These are sometimes called deployment settings or system constants.

App workspace settings (runtime)

Workspace admins configure these settings for their own workspace. They take effect immediately - no redeployment required.

  • Access in code via ComindView.getVars() (client-side) or ComindServer.getVars() (server-side), which returns the value for the current workspace at runtime.
  • Each workspace can have a different value for the same setting.
warning

Do not use import to read workspace settings. An import resolves at compile time, so it returns the default value rather than the workspace-specific one. Always use ComindView.getVars() (client-side) or ComindServer.getVars() (server-side) for runtime settings. See Common mistakes for more pitfalls.

App personalization settings (runtime)

Individual end-users configure these settings for themselves. The scope can be per-user within a single workspace or per-user across all workspaces. Personalization settings control app-defined UI preferences and behavior customizations.
----
WHAT YOU WILL DO:
Please continue the excerpt on app settings from its last sentence. You won't need the data that follows.

[Page segmentation data]
----
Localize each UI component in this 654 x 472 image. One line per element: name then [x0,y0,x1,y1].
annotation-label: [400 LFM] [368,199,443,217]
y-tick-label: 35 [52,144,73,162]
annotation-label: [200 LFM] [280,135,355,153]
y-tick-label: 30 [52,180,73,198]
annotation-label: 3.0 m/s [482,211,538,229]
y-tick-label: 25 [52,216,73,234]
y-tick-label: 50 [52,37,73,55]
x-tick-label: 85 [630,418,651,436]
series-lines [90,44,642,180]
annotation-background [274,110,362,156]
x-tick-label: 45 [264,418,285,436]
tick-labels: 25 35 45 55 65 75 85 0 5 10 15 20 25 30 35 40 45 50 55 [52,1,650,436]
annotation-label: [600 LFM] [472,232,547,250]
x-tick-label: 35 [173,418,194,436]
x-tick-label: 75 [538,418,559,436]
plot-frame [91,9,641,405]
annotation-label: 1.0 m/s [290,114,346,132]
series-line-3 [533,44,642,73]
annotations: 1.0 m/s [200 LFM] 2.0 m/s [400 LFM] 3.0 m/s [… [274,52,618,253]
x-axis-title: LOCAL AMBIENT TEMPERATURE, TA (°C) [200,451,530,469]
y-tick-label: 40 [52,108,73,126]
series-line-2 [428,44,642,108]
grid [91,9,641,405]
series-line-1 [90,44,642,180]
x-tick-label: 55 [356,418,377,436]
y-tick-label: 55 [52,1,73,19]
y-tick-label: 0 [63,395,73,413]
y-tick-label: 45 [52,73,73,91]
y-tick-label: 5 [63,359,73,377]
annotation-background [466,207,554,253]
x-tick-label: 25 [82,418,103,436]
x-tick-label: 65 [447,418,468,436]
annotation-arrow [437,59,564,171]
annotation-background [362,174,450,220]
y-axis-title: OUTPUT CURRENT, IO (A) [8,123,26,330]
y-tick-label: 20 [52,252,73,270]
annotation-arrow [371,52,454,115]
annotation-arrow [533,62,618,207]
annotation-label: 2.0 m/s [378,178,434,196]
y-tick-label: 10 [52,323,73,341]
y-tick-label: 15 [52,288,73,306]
----
EXERCISE ANSWER:
Settings types

Within each level, settings fall into three categories:

TypeScopeExamples
Common settingssystem-wide, every apphide conversation/history in form, disable email notifications
App-specific variablesper-app, introduced by the developercurrency for a field, default assigned user, default record visibility
App-specific secretsper-app, server-only (never sent to the browser)auth tokens for external systems, passwords, API credentials

Customized settings are not part of the code. They cannot be pulled with npx comind pull. Changing a setting value does not change the app source - it only changes runtime behavior.

File structure

Settings files live inside the settings/ directory of your app package:

  • settings/index.ts - exports AppSettings containing backlinks, mutations, and config.
  • settings/app-mutator.ts - schema post-processing logic that runs based on system settings. Use this to add, remove, or modify fields, actions, or layouts at compile time.
  • settings/secrets.ts - sensitive configuration using COMIND_SECRET_* environment variables. Secrets are resolved on the server only and are never included in client bundles.

All three files are optional. Add them as your app's configuration needs grow.

What you can customize

Data model

Settings can override field properties without modifying source code:

  • Field caption, default value, prefix, mask, and help text
  • Reference field target workspace and app
  • User lookup restriction by group

Actions

Settings can override action properties:

  • Action caption (the label on the button)
  • Action visibility (show or hide per workspace)
  • Help text displayed alongside the action
  • Group names used in precondition checks

Operations and calculated fields

  • Variables used in calculation expressions
  • External service URLs
  • Auth credentials for external service calls (via secrets)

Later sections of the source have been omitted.